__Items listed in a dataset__
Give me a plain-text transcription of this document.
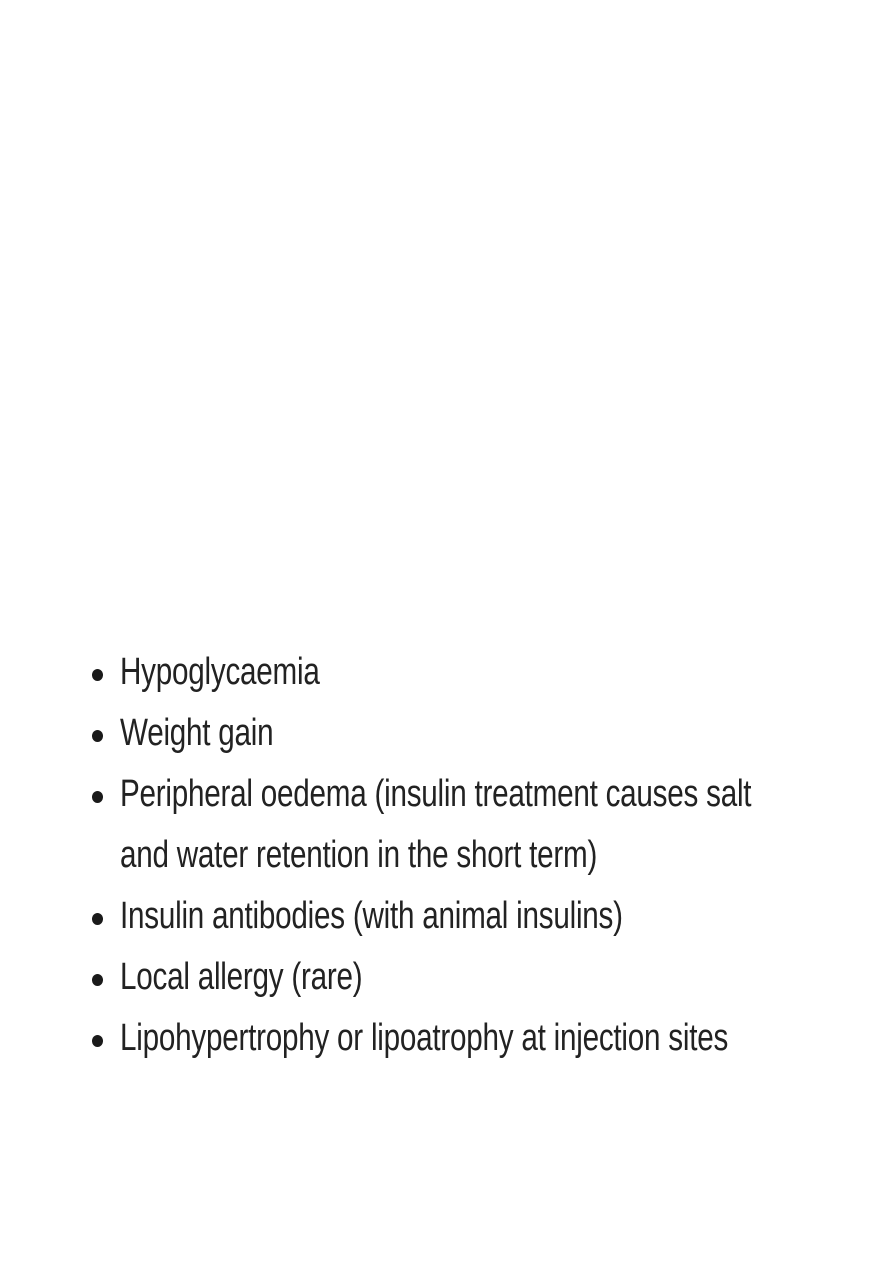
Hypoglycaemia
Weight gain
Peripheral oedema (insulin treatment causes salt and water retention in the short term)
Insulin antibodies (with animal insulins)
Local allergy (rare)
Lipohypertrophy or lipoatrophy at injection sites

__WHAT IS NEEDED__
Output every record above word for word, omitting any pictures they contain.

__OUTPUT OF THE TASK__
Give me a plain-text transcription of this document.
Hypoglycaemia
Weight gain
Peripheral oedema (insulin treatment causes salt and water retention in the short term)
Insulin antibodies (with animal insulins)
Local allergy (rare)
Lipohypertrophy or lipoatrophy at injection sites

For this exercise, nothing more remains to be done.